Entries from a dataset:
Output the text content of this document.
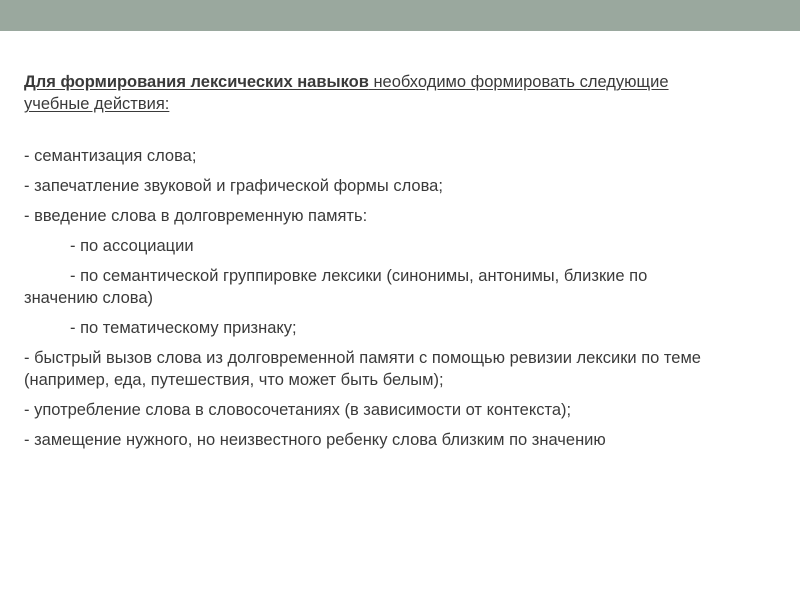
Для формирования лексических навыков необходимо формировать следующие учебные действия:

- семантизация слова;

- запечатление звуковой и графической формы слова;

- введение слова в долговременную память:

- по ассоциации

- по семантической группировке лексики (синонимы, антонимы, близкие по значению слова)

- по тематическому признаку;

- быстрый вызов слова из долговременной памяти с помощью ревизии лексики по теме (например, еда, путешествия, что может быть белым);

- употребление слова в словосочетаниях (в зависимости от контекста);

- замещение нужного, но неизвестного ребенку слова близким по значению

• [WHAT THE TASK ASKS] Quote in full the listing given above; the images are to be left out.

• [OUTPUT]
Output the text content of this document.
Для формирования лексических навыков необходимо формировать следующие учебные действия:

- семантизация слова;

- запечатление звуковой и графической формы слова;

- введение слова в долговременную память:

- по ассоциации

- по семантической группировке лексики (синонимы, антонимы, близкие по значению слова)

- по тематическому признаку;

- быстрый вызов слова из долговременной памяти с помощью ревизии лексики по теме (например, еда, путешествия, что может быть белым);

- употребление слова в словосочетаниях (в зависимости от контекста);

- замещение нужного, но неизвестного ребенку слова близким по значению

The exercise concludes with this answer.